Responding to InsideClimate’s Slanted Coverage

In August, we became aware that an article about our case was forthcoming in the environmental advocacy publication InsideClimate News. Since Nicholas Kusnetz, the InsideClimate reporter writing the story, had not reached out to us, we wrote to him proactively. We pointed out that the outlet has close financial ties with Greenpeace and its allies, and asked him in good faith how his publication could possibly engage in objective reporting on this matter when its top editor and publisher, David Sassoon, has been a paid consultant with Greenpeace, a fact reported in a variety of publications.

Here’s part of what we wrote:

First, is it true that your boss and publisher, David Sassoon, has been a paid consultant on policy and public relations to Greenpeace? How much was he paid by Greenpeace and is he still operating his professional consulting firm for environmental NGOs?   

Also, a review of your reportage shows an extensive list of articles casting various activist campaigns in a highly favorable light, particularly when they are aiming at natural resources companies. The same could be said of InsideClimate as a whole. In light of that tilted perspective, how can we be assured that your reporting on Resolute will be objective and even handed?

◇ ◇ ◇

Task objective: In the text responding to InsideClimate's coverage, who was the InsideClimate reporter writing the story?

Dataset records:
◇ ◇ ◇

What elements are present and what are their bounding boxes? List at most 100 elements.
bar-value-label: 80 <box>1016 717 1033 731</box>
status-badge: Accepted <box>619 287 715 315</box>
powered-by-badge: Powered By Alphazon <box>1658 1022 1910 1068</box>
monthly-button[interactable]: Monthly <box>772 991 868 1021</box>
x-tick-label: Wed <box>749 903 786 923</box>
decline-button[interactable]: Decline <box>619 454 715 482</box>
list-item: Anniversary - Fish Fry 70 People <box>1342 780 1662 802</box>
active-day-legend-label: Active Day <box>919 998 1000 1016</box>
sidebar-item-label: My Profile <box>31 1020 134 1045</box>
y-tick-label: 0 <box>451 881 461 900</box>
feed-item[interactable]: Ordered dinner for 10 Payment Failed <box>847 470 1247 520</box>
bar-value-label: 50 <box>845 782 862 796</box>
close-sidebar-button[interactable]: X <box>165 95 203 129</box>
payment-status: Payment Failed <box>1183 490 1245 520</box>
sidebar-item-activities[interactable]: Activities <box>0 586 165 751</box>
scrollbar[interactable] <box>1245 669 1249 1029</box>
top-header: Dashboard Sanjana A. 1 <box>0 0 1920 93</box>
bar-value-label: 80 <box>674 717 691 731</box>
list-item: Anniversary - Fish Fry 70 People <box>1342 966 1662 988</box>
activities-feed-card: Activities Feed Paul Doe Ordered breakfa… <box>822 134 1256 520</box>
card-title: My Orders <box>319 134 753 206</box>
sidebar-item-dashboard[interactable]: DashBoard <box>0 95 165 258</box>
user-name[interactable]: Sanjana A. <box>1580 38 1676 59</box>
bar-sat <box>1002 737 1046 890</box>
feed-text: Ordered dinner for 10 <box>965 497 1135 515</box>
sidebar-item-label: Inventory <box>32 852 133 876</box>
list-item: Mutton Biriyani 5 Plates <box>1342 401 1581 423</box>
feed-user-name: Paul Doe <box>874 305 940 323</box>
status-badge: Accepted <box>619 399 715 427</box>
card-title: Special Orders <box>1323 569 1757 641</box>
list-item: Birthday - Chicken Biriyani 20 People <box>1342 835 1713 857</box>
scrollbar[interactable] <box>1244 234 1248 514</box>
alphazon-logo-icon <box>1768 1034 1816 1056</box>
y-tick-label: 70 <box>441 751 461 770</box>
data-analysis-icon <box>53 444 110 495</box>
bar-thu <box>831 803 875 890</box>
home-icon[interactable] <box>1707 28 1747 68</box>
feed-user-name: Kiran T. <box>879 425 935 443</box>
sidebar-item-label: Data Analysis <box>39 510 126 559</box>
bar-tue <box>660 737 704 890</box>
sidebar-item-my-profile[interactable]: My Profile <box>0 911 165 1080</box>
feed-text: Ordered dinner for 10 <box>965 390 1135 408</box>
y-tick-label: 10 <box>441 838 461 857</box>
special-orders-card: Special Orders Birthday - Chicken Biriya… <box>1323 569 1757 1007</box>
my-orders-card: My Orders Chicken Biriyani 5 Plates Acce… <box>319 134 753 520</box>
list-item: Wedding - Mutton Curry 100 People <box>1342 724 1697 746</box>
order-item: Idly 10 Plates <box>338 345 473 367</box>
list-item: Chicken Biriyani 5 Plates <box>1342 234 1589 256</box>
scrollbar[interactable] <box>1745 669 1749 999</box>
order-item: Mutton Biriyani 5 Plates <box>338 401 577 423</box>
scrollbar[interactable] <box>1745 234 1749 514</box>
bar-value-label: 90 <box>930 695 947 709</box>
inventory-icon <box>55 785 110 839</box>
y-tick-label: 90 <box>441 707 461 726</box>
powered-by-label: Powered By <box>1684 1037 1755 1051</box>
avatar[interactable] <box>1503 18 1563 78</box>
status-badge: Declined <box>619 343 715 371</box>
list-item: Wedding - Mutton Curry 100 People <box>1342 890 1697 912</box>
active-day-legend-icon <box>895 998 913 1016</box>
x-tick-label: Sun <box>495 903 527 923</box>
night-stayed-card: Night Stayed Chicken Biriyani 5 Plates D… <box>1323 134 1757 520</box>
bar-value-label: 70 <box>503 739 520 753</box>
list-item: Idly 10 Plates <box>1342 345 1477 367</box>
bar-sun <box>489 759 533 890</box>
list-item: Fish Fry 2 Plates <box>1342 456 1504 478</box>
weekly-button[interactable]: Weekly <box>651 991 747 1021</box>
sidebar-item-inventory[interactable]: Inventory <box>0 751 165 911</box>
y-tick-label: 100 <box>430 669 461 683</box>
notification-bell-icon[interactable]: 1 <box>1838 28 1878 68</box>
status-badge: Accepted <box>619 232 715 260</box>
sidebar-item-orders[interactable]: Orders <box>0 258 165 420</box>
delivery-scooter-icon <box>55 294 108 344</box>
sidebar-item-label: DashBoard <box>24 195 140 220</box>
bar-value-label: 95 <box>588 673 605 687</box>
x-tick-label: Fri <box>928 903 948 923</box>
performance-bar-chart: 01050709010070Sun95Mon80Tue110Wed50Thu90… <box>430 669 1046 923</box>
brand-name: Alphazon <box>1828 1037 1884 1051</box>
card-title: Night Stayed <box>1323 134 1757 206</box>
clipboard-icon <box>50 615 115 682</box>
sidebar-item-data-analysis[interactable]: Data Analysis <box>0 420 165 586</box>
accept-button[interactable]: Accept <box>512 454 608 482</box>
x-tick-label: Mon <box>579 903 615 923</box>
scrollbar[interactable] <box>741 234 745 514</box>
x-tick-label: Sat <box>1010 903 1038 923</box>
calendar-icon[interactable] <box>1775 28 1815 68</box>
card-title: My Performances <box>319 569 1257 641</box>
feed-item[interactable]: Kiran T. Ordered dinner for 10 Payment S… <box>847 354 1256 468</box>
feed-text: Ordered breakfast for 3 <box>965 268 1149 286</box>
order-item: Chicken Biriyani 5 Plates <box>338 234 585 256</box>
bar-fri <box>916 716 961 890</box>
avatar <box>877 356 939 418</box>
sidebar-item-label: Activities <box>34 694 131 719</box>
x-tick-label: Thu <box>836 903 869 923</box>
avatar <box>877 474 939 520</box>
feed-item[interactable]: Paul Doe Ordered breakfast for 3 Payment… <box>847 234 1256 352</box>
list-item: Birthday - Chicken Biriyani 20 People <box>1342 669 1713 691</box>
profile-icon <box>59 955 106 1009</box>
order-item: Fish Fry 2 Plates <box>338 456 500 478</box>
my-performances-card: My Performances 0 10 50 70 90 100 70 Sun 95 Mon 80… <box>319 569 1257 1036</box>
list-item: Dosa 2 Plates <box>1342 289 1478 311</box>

◇ ◇ ◇

Task response: Nicholas Kusnetz